BEGIN

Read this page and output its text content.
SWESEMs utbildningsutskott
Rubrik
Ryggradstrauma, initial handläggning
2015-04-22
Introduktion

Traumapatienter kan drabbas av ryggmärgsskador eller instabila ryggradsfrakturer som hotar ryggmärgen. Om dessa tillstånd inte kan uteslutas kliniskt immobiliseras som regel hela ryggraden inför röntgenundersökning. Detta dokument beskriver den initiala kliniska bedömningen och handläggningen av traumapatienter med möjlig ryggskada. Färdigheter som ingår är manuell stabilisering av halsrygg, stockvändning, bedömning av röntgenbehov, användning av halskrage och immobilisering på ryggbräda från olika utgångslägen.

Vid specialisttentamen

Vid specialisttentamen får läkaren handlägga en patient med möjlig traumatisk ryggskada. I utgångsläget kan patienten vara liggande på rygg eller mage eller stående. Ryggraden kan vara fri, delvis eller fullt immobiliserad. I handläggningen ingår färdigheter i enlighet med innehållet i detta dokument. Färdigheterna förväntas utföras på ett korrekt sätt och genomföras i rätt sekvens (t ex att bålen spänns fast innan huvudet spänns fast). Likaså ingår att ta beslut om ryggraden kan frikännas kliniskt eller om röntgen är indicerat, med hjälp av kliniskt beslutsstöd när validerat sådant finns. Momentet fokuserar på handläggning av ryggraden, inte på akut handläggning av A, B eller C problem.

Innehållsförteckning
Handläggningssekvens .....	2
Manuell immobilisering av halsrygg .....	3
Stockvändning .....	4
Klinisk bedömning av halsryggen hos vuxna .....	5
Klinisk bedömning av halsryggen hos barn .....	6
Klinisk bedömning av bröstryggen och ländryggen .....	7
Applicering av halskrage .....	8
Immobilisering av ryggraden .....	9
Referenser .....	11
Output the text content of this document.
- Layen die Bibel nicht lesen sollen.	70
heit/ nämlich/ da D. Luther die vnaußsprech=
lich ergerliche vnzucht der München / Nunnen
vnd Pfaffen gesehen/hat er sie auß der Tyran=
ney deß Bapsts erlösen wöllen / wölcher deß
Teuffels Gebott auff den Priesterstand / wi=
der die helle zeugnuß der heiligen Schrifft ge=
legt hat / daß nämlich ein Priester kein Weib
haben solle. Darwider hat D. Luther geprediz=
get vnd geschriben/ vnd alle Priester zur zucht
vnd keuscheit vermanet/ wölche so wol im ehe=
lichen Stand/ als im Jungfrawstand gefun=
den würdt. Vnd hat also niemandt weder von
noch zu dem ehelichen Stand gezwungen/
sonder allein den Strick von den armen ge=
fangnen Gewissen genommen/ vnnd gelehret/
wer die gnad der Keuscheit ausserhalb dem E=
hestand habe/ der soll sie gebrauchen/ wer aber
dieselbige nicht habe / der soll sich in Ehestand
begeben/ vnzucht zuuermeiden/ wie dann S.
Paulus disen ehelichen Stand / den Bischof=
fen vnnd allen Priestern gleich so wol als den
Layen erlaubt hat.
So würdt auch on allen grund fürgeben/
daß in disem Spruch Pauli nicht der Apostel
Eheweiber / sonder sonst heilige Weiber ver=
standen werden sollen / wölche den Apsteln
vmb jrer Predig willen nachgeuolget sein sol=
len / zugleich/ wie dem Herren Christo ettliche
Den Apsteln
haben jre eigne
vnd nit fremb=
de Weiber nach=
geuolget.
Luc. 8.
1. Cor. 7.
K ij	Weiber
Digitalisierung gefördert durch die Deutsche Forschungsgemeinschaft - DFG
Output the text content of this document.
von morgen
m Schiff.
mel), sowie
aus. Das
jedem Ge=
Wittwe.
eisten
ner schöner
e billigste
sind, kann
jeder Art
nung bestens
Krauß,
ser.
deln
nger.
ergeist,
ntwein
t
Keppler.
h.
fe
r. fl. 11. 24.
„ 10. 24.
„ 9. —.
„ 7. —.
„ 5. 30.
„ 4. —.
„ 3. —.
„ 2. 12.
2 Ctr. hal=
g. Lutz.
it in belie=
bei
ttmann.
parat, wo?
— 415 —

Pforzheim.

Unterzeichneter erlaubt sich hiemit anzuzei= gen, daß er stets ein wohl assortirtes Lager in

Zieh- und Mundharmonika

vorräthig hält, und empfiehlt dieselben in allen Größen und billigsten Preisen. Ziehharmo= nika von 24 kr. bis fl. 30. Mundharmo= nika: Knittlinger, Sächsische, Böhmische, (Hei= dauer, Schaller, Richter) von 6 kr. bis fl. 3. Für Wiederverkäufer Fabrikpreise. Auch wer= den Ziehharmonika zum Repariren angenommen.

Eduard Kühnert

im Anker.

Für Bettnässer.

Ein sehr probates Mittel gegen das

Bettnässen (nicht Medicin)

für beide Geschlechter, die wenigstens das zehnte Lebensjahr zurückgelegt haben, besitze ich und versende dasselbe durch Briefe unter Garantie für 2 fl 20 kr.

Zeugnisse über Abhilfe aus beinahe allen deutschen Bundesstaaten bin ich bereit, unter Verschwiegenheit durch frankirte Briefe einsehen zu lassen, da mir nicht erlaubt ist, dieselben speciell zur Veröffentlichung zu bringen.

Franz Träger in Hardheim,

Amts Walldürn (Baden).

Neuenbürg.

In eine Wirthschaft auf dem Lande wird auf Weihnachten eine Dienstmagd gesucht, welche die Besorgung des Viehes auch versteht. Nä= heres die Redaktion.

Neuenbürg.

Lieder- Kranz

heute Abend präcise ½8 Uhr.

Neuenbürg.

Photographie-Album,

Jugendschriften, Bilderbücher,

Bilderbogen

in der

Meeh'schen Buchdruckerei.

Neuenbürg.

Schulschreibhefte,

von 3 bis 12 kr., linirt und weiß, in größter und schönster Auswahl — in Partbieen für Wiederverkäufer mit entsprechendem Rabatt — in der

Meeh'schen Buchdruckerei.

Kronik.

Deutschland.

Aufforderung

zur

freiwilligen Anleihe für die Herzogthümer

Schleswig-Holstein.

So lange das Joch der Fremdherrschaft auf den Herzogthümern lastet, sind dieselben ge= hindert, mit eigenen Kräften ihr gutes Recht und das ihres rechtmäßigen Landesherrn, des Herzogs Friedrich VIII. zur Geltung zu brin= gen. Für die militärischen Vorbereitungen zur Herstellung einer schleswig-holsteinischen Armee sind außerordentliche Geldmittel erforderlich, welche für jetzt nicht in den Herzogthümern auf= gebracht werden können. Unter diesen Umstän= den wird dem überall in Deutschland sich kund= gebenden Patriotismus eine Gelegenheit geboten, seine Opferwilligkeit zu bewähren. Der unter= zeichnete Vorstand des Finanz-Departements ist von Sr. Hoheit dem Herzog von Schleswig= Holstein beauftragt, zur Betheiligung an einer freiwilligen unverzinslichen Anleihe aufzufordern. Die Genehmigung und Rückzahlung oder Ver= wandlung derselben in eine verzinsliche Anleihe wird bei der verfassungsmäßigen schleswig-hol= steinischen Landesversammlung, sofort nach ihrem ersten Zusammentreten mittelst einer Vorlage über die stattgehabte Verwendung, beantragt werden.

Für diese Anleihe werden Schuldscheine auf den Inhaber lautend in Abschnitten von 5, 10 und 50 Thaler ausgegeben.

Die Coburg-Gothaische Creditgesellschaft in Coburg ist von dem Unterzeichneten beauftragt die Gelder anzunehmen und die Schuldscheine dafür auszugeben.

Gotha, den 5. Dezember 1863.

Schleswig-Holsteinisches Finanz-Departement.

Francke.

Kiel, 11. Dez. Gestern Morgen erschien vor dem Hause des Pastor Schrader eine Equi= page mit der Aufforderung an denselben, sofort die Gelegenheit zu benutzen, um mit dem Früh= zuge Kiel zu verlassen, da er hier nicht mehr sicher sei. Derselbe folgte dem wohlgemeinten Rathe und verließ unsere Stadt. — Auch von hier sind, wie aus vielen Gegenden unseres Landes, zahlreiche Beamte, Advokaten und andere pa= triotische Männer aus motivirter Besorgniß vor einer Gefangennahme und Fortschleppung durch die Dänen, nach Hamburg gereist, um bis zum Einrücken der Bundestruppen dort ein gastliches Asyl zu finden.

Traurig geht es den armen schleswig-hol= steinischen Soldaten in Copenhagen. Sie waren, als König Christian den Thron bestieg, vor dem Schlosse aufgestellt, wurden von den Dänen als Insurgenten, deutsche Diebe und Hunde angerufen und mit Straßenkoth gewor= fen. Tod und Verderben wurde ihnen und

END

_What the task asks_
Go over the data above and copy every line that has the word "sind" in it.

_Output_
sind, kann
So lange das Joch der Fremdherrschaft auf den Herzogthümern lastet, sind dieselben ge= hindert, mit eigenen Kräften ihr gutes Recht und das ihres rechtmäßigen Landesherrn, des Herzogs Friedrich VIII. zur Geltung zu brin= gen. Für die militärischen Vorbereitungen zur Herstellung einer schleswig-holsteinischen Armee sind außerordentliche Geldmittel erforderlich, welche für jetzt nicht in den Herzogthümern auf= gebracht werden können. Unter diesen Umstän= den wird dem überall in Deutschland sich kund= gebenden Patriotismus eine Gelegenheit geboten, seine Opferwilligkeit zu bewähren. Der unter= zeichnete Vorstand des Finanz-Departements ist von Sr. Hoheit dem Herzog von Schleswig= Holstein beauftragt, zur Betheiligung an einer freiwilligen unverzinslichen Anleihe aufzufordern. Die Genehmigung und Rückzahlung oder Ver= wandlung derselben in eine verzinsliche Anleihe wird bei der verfassungsmäßigen schleswig-hol= steinischen Landesversammlung, sofort nach ihrem ersten Zusammentreten mittelst einer Vorlage über die stattgehabte Verwendung, beantragt werden.
Kiel, 11. Dez. Gestern Morgen erschien vor dem Hause des Pastor Schrader eine Equi= page mit der Aufforderung an denselben, sofort die Gelegenheit zu benutzen, um mit dem Früh= zuge Kiel zu verlassen, da er hier nicht mehr sicher sei. Derselbe folgte dem wohlgemeinten Rathe und verließ unsere Stadt. — Auch von hier sind, wie aus vielen Gegenden unseres Landes, zahlreiche Beamte, Advokaten und andere pa= triotische Männer aus motivirter Besorgniß vor einer Gefangennahme und Fortschleppung durch die Dänen, nach Hamburg gereist, um bis zum Einrücken der Bundestruppen dort ein gastliches Asyl zu finden.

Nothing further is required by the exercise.